§ REQUIRED TASK
Output the data exactly, with every line intact.

§ DATA LINES
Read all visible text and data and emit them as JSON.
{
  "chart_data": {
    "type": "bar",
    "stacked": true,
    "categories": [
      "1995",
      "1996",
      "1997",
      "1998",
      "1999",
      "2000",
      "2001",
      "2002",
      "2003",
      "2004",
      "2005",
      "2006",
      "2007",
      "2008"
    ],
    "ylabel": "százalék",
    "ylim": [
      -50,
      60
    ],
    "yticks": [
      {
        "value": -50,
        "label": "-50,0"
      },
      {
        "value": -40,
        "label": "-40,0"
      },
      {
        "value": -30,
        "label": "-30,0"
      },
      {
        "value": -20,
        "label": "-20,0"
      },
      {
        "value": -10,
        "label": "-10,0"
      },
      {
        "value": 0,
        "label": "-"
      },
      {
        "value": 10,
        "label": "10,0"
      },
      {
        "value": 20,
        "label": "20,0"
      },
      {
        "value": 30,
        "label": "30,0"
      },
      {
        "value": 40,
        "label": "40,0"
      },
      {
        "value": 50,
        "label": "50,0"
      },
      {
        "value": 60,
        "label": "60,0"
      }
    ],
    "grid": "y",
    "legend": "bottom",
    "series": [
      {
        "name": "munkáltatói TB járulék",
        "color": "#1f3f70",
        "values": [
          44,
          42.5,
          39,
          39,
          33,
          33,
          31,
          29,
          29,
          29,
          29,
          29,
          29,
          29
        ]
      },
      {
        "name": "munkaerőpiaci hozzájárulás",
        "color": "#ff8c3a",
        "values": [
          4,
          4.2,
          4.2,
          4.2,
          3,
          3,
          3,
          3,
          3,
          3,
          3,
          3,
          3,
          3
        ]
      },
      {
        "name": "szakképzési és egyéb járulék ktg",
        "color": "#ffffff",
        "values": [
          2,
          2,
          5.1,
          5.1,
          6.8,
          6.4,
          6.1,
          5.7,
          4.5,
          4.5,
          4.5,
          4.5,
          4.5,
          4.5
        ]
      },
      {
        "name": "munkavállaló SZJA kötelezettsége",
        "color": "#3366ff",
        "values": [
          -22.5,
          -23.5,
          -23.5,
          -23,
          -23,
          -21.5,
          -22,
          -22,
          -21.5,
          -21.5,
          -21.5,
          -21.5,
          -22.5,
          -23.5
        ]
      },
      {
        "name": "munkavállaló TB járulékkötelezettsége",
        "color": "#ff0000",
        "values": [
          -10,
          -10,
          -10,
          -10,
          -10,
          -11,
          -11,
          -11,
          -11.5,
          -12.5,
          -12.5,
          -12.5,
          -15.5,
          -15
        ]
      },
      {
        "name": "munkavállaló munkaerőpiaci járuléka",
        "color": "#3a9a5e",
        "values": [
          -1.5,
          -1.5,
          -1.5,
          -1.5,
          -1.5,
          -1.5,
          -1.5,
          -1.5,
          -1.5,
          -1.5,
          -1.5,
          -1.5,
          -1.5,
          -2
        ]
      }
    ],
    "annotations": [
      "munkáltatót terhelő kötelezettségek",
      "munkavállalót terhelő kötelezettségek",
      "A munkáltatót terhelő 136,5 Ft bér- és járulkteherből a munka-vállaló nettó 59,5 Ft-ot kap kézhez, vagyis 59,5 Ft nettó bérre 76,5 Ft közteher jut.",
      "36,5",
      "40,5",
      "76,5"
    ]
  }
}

§ EXERCISE RESULT
Read all visible text and data and emit them as JSON.
{
  "chart_data": {
    "type": "bar",
    "stacked": true,
    "categories": [
      "1995",
      "1996",
      "1997",
      "1998",
      "1999",
      "2000",
      "2001",
      "2002",
      "2003",
      "2004",
      "2005",
      "2006",
      "2007",
      "2008"
    ],
    "ylabel": "százalék",
    "ylim": [
      -50,
      60
    ],
    "yticks": [
      {
        "value": -50,
        "label": "-50,0"
      },
      {
        "value": -40,
        "label": "-40,0"
      },
      {
        "value": -30,
        "label": "-30,0"
      },
      {
        "value": -20,
        "label": "-20,0"
      },
      {
        "value": -10,
        "label": "-10,0"
      },
      {
        "value": 0,
        "label": "-"
      },
      {
        "value": 10,
        "label": "10,0"
      },
      {
        "value": 20,
        "label": "20,0"
      },
      {
        "value": 30,
        "label": "30,0"
      },
      {
        "value": 40,
        "label": "40,0"
      },
      {
        "value": 50,
        "label": "50,0"
      },
      {
        "value": 60,
        "label": "60,0"
      }
    ],
    "grid": "y",
    "legend": "bottom",
    "series": [
      {
        "name": "munkáltatói TB járulék",
        "color": "#1f3f70",
        "values": [
          44,
          42.5,
          39,
          39,
          33,
          33,
          31,
          29,
          29,
          29,
          29,
          29,
          29,
          29
        ]
      },
      {
        "name": "munkaerőpiaci hozzájárulás",
        "color": "#ff8c3a",
        "values": [
          4,
          4.2,
          4.2,
          4.2,
          3,
          3,
          3,
          3,
          3,
          3,
          3,
          3,
          3,
          3
        ]
      },
      {
        "name": "szakképzési és egyéb járulék ktg",
        "color": "#ffffff",
        "values": [
          2,
          2,
          5.1,
          5.1,
          6.8,
          6.4,
          6.1,
          5.7,
          4.5,
          4.5,
          4.5,
          4.5,
          4.5,
          4.5
        ]
      },
      {
        "name": "munkavállaló SZJA kötelezettsége",
        "color": "#3366ff",
        "values": [
          -22.5,
          -23.5,
          -23.5,
          -23,
          -23,
          -21.5,
          -22,
          -22,
          -21.5,
          -21.5,
          -21.5,
          -21.5,
          -22.5,
          -23.5
        ]
      },
      {
        "name": "munkavállaló TB járulékkötelezettsége",
        "color": "#ff0000",
        "values": [
          -10,
          -10,
          -10,
          -10,
          -10,
          -11,
          -11,
          -11,
          -11.5,
          -12.5,
          -12.5,
          -12.5,
          -15.5,
          -15
        ]
      },
      {
        "name": "munkavállaló munkaerőpiaci járuléka",
        "color": "#3a9a5e",
        "values": [
          -1.5,
          -1.5,
          -1.5,
          -1.5,
          -1.5,
          -1.5,
          -1.5,
          -1.5,
          -1.5,
          -1.5,
          -1.5,
          -1.5,
          -1.5,
          -2
        ]
      }
    ],
    "annotations": [
      "munkáltatót terhelő kötelezettségek",
      "munkavállalót terhelő kötelezettségek",
      "A munkáltatót terhelő 136,5 Ft bér- és járulkteherből a munka-vállaló nettó 59,5 Ft-ot kap kézhez, vagyis 59,5 Ft nettó bérre 76,5 Ft közteher jut.",
      "36,5",
      "40,5",
      "76,5"
    ]
  }
}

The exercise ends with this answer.